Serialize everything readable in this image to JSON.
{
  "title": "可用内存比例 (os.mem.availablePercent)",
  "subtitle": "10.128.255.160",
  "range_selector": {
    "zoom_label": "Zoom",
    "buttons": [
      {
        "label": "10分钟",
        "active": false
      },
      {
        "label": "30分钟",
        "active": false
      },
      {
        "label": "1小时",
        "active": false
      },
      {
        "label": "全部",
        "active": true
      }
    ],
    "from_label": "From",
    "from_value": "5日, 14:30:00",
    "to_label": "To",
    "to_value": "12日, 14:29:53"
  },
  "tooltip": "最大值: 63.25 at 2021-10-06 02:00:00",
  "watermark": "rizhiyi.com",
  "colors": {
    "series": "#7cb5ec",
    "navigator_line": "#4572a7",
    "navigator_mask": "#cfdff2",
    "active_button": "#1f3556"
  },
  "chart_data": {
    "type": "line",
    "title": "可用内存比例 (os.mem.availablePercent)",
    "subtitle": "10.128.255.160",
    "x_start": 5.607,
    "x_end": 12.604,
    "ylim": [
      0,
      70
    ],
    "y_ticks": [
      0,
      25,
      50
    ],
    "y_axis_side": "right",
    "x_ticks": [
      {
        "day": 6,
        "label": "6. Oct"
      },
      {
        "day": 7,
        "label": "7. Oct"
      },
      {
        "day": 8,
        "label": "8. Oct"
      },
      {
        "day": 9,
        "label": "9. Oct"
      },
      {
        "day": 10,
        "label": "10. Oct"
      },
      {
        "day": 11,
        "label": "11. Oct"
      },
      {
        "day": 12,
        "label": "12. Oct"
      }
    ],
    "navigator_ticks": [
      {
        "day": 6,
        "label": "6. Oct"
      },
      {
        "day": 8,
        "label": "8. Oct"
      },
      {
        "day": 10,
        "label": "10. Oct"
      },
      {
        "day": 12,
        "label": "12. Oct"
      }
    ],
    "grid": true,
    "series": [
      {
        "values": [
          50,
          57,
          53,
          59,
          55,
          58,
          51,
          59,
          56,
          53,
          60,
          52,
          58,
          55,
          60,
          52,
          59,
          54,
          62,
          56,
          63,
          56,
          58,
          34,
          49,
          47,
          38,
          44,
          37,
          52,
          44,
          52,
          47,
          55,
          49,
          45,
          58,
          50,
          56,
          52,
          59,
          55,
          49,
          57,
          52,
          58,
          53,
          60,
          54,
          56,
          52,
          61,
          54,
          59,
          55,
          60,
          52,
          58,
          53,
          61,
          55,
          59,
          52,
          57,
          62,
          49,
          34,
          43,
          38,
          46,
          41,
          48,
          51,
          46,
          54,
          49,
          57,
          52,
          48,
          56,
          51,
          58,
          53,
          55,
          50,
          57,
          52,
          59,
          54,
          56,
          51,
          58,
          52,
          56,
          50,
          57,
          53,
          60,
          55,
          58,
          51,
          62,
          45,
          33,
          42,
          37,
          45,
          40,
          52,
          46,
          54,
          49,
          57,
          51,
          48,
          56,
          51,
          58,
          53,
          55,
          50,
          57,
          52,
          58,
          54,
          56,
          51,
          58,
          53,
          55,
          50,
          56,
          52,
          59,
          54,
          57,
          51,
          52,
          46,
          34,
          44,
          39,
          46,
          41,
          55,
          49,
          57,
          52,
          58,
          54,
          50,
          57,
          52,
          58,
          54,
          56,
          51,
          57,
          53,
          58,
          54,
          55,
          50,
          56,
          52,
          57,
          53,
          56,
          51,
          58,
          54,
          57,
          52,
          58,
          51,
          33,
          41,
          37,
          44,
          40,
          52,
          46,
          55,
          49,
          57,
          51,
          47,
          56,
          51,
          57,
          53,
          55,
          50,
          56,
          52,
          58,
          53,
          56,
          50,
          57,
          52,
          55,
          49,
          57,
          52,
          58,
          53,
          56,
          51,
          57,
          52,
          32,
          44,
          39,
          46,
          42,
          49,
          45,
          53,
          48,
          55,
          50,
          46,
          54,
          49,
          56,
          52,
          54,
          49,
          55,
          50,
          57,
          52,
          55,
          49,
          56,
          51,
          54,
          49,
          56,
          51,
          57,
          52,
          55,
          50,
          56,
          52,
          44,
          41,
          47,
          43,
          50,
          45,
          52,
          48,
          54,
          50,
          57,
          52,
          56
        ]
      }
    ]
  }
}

--------------------

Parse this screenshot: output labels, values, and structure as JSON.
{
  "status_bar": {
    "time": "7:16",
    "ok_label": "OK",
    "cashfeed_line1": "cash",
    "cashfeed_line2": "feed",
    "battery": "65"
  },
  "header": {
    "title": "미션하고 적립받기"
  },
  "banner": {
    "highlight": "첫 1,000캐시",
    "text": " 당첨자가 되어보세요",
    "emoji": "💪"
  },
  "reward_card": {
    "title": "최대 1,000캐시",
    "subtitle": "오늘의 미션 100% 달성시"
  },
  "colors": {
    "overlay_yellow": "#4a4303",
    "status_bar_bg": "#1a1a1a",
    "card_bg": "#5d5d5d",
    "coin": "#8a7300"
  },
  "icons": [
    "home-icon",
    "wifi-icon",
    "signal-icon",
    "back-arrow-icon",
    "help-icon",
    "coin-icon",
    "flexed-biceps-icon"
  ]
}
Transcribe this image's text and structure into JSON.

--------------------

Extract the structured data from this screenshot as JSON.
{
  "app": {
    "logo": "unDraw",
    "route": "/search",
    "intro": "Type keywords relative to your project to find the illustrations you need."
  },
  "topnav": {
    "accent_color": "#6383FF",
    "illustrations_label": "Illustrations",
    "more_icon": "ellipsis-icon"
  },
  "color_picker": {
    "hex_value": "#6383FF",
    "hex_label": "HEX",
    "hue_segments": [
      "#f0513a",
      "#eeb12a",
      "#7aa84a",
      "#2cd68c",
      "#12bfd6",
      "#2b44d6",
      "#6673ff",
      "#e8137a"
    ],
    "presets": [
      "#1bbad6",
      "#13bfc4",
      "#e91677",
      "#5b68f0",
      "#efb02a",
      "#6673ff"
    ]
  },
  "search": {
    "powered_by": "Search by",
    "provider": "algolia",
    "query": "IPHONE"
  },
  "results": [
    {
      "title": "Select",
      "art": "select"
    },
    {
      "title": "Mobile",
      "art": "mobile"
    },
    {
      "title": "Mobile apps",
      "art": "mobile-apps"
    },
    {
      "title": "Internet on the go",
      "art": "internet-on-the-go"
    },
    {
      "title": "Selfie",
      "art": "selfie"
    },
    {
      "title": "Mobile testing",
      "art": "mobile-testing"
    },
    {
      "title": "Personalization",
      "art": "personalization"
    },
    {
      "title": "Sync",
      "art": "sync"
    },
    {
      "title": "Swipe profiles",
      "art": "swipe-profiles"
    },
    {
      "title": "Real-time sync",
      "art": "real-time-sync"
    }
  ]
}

--------------------

TASK DESCRIPTION
The lines to return run from the one containing "Parse this screenshot: output" down to the one containing "Transcribe this image's"; give them exactly, both included, and no others.

EXPECTED ANSWER
Parse this screenshot: output labels, values, and structure as JSON.
{
  "status_bar": {
    "time": "7:16",
    "ok_label": "OK",
    "cashfeed_line1": "cash",
    "cashfeed_line2": "feed",
    "battery": "65"
  },
  "header": {
    "title": "미션하고 적립받기"
  },
  "banner": {
    "highlight": "첫 1,000캐시",
    "text": " 당첨자가 되어보세요",
    "emoji": "💪"
  },
  "reward_card": {
    "title": "최대 1,000캐시",
    "subtitle": "오늘의 미션 100% 달성시"
  },
  "colors": {
    "overlay_yellow": "#4a4303",
    "status_bar_bg": "#1a1a1a",
    "card_bg": "#5d5d5d",
    "coin": "#8a7300"
  },
  "icons": [
    "home-icon",
    "wifi-icon",
    "signal-icon",
    "back-arrow-icon",
    "help-icon",
    "coin-icon",
    "flexed-biceps-icon"
  ]
}
Transcribe this image's text and structure into JSON.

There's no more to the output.